*Instructions for the task*
Repeat every record below exactly as written.

--- Dataset content ---

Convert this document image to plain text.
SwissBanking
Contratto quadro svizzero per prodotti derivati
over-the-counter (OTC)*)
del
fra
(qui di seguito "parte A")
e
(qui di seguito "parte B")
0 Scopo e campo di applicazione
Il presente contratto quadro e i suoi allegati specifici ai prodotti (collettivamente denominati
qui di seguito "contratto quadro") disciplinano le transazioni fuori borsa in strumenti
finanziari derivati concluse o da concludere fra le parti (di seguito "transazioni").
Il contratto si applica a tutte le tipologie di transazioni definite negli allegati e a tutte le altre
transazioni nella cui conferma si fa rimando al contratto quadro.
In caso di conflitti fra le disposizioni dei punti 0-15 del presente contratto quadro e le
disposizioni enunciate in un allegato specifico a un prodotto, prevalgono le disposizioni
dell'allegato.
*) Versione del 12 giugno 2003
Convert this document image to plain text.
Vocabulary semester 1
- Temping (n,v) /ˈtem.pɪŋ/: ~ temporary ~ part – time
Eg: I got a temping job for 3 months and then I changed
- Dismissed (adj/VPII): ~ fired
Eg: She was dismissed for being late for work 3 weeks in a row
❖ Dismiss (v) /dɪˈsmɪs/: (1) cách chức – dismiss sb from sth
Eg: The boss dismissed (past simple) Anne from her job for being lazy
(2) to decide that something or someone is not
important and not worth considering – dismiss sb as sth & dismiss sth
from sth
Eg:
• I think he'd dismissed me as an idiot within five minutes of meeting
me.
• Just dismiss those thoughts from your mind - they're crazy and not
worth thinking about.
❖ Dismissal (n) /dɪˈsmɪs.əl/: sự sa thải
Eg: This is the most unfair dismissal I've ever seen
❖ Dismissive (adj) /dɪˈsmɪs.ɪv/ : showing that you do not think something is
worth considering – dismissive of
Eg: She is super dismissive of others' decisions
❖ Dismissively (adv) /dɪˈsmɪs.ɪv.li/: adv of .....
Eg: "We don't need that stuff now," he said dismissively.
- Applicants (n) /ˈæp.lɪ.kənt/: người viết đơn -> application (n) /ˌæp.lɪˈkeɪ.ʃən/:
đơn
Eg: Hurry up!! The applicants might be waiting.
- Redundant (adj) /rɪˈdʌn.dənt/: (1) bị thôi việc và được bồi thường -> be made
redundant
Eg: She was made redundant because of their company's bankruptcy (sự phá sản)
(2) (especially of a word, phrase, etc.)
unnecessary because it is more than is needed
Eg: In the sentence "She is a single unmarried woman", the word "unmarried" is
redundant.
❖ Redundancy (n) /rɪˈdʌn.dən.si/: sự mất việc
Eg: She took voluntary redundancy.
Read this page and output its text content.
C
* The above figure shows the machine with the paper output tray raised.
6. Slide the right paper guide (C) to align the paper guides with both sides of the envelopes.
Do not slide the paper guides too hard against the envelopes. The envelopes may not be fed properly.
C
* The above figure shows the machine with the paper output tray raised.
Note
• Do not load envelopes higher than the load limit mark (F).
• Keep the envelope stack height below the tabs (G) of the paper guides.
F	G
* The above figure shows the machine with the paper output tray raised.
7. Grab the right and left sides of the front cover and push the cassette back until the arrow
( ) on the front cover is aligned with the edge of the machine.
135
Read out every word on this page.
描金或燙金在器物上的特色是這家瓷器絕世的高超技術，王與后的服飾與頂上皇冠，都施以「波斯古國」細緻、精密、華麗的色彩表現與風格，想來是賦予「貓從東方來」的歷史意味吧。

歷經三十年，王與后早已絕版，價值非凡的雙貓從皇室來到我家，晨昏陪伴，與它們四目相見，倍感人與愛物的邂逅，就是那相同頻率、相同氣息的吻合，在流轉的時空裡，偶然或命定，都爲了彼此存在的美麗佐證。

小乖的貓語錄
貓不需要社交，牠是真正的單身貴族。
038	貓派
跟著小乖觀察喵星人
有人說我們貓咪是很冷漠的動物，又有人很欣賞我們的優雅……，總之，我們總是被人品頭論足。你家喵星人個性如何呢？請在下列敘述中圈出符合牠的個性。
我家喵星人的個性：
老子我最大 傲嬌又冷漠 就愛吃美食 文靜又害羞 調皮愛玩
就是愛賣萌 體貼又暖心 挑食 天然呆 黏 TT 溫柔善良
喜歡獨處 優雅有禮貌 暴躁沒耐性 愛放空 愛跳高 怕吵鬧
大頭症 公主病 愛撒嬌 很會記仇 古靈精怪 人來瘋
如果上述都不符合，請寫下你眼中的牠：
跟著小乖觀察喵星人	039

---

*Task solution*
Convert this document image to plain text.
SwissBanking
Contratto quadro svizzero per prodotti derivati
over-the-counter (OTC)*)
del
fra
(qui di seguito "parte A")
e
(qui di seguito "parte B")
0 Scopo e campo di applicazione
Il presente contratto quadro e i suoi allegati specifici ai prodotti (collettivamente denominati
qui di seguito "contratto quadro") disciplinano le transazioni fuori borsa in strumenti
finanziari derivati concluse o da concludere fra le parti (di seguito "transazioni").
Il contratto si applica a tutte le tipologie di transazioni definite negli allegati e a tutte le altre
transazioni nella cui conferma si fa rimando al contratto quadro.
In caso di conflitti fra le disposizioni dei punti 0-15 del presente contratto quadro e le
disposizioni enunciate in un allegato specifico a un prodotto, prevalgono le disposizioni
dell'allegato.
*) Versione del 12 giugno 2003
Convert this document image to plain text.
Vocabulary semester 1
- Temping (n,v) /ˈtem.pɪŋ/: ~ temporary ~ part – time
Eg: I got a temping job for 3 months and then I changed
- Dismissed (adj/VPII): ~ fired
Eg: She was dismissed for being late for work 3 weeks in a row
❖ Dismiss (v) /dɪˈsmɪs/: (1) cách chức – dismiss sb from sth
Eg: The boss dismissed (past simple) Anne from her job for being lazy
(2) to decide that something or someone is not
important and not worth considering – dismiss sb as sth & dismiss sth
from sth
Eg:
• I think he'd dismissed me as an idiot within five minutes of meeting
me.
• Just dismiss those thoughts from your mind - they're crazy and not
worth thinking about.
❖ Dismissal (n) /dɪˈsmɪs.əl/: sự sa thải
Eg: This is the most unfair dismissal I've ever seen
❖ Dismissive (adj) /dɪˈsmɪs.ɪv/ : showing that you do not think something is
worth considering – dismissive of
Eg: She is super dismissive of others' decisions
❖ Dismissively (adv) /dɪˈsmɪs.ɪv.li/: adv of .....
Eg: "We don't need that stuff now," he said dismissively.
- Applicants (n) /ˈæp.lɪ.kənt/: người viết đơn -> application (n) /ˌæp.lɪˈkeɪ.ʃən/:
đơn
Eg: Hurry up!! The applicants might be waiting.
- Redundant (adj) /rɪˈdʌn.dənt/: (1) bị thôi việc và được bồi thường -> be made
redundant
Eg: She was made redundant because of their company's bankruptcy (sự phá sản)
(2) (especially of a word, phrase, etc.)
unnecessary because it is more than is needed
Eg: In the sentence "She is a single unmarried woman", the word "unmarried" is
redundant.
❖ Redundancy (n) /rɪˈdʌn.dən.si/: sự mất việc
Eg: She took voluntary redundancy.
Read this page and output its text content.
C
* The above figure shows the machine with the paper output tray raised.
6. Slide the right paper guide (C) to align the paper guides with both sides of the envelopes.
Do not slide the paper guides too hard against the envelopes. The envelopes may not be fed properly.
C
* The above figure shows the machine with the paper output tray raised.
Note
• Do not load envelopes higher than the load limit mark (F).
• Keep the envelope stack height below the tabs (G) of the paper guides.
F	G
* The above figure shows the machine with the paper output tray raised.
7. Grab the right and left sides of the front cover and push the cassette back until the arrow
( ) on the front cover is aligned with the edge of the machine.
135
Read out every word on this page.
描金或燙金在器物上的特色是這家瓷器絕世的高超技術，王與后的服飾與頂上皇冠，都施以「波斯古國」細緻、精密、華麗的色彩表現與風格，想來是賦予「貓從東方來」的歷史意味吧。

歷經三十年，王與后早已絕版，價值非凡的雙貓從皇室來到我家，晨昏陪伴，與它們四目相見，倍感人與愛物的邂逅，就是那相同頻率、相同氣息的吻合，在流轉的時空裡，偶然或命定，都爲了彼此存在的美麗佐證。

小乖的貓語錄
貓不需要社交，牠是真正的單身貴族。
038	貓派
跟著小乖觀察喵星人
有人說我們貓咪是很冷漠的動物，又有人很欣賞我們的優雅……，總之，我們總是被人品頭論足。你家喵星人個性如何呢？請在下列敘述中圈出符合牠的個性。
我家喵星人的個性：
老子我最大 傲嬌又冷漠 就愛吃美食 文靜又害羞 調皮愛玩
就是愛賣萌 體貼又暖心 挑食 天然呆 黏 TT 溫柔善良
喜歡獨處 優雅有禮貌 暴躁沒耐性 愛放空 愛跳高 怕吵鬧
大頭症 公主病 愛撒嬌 很會記仇 古靈精怪 人來瘋
如果上述都不符合，請寫下你眼中的牠：
跟著小乖觀察喵星人	039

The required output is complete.